[Stored records]

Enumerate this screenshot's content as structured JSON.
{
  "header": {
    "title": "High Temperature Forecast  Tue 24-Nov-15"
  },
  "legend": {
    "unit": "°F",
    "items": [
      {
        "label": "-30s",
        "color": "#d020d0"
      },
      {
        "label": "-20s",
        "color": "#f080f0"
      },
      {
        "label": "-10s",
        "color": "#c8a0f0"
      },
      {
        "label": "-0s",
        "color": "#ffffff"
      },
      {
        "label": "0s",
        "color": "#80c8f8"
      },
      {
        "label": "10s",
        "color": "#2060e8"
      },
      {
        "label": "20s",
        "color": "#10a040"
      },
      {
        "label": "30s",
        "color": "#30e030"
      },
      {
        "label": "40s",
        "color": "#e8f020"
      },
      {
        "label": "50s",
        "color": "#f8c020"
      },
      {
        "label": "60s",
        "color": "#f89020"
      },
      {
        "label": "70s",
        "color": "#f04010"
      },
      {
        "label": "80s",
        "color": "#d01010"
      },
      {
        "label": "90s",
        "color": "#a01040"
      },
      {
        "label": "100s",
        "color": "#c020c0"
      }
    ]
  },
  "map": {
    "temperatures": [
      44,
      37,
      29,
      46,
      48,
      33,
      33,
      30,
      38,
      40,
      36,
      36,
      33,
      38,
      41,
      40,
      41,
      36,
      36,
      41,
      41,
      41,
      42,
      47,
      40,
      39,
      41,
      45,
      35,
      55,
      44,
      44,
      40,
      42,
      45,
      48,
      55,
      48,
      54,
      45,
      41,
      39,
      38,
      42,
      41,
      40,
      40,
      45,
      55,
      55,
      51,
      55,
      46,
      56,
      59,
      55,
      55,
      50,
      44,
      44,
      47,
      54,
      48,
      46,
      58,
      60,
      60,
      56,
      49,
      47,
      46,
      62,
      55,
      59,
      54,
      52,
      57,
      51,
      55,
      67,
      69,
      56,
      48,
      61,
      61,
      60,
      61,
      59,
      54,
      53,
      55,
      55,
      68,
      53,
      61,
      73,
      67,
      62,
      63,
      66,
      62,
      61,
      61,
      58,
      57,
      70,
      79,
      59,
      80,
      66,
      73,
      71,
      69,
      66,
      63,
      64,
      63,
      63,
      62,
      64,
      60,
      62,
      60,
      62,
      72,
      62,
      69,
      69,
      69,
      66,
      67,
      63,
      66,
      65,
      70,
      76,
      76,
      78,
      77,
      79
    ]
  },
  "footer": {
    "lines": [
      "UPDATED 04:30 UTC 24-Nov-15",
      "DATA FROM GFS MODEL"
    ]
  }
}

## WRITTEN REQUEST:
Write out all the records above again, exactly as they stand.

## RESPONSE BELOW:
Enumerate this screenshot's content as structured JSON.
{
  "header": {
    "title": "High Temperature Forecast  Tue 24-Nov-15"
  },
  "legend": {
    "unit": "°F",
    "items": [
      {
        "label": "-30s",
        "color": "#d020d0"
      },
      {
        "label": "-20s",
        "color": "#f080f0"
      },
      {
        "label": "-10s",
        "color": "#c8a0f0"
      },
      {
        "label": "-0s",
        "color": "#ffffff"
      },
      {
        "label": "0s",
        "color": "#80c8f8"
      },
      {
        "label": "10s",
        "color": "#2060e8"
      },
      {
        "label": "20s",
        "color": "#10a040"
      },
      {
        "label": "30s",
        "color": "#30e030"
      },
      {
        "label": "40s",
        "color": "#e8f020"
      },
      {
        "label": "50s",
        "color": "#f8c020"
      },
      {
        "label": "60s",
        "color": "#f89020"
      },
      {
        "label": "70s",
        "color": "#f04010"
      },
      {
        "label": "80s",
        "color": "#d01010"
      },
      {
        "label": "90s",
        "color": "#a01040"
      },
      {
        "label": "100s",
        "color": "#c020c0"
      }
    ]
  },
  "map": {
    "temperatures": [
      44,
      37,
      29,
      46,
      48,
      33,
      33,
      30,
      38,
      40,
      36,
      36,
      33,
      38,
      41,
      40,
      41,
      36,
      36,
      41,
      41,
      41,
      42,
      47,
      40,
      39,
      41,
      45,
      35,
      55,
      44,
      44,
      40,
      42,
      45,
      48,
      55,
      48,
      54,
      45,
      41,
      39,
      38,
      42,
      41,
      40,
      40,
      45,
      55,
      55,
      51,
      55,
      46,
      56,
      59,
      55,
      55,
      50,
      44,
      44,
      47,
      54,
      48,
      46,
      58,
      60,
      60,
      56,
      49,
      47,
      46,
      62,
      55,
      59,
      54,
      52,
      57,
      51,
      55,
      67,
      69,
      56,
      48,
      61,
      61,
      60,
      61,
      59,
      54,
      53,
      55,
      55,
      68,
      53,
      61,
      73,
      67,
      62,
      63,
      66,
      62,
      61,
      61,
      58,
      57,
      70,
      79,
      59,
      80,
      66,
      73,
      71,
      69,
      66,
      63,
      64,
      63,
      63,
      62,
      64,
      60,
      62,
      60,
      62,
      72,
      62,
      69,
      69,
      69,
      66,
      67,
      63,
      66,
      65,
      70,
      76,
      76,
      78,
      77,
      79
    ]
  },
  "footer": {
    "lines": [
      "UPDATED 04:30 UTC 24-Nov-15",
      "DATA FROM GFS MODEL"
    ]
  }
}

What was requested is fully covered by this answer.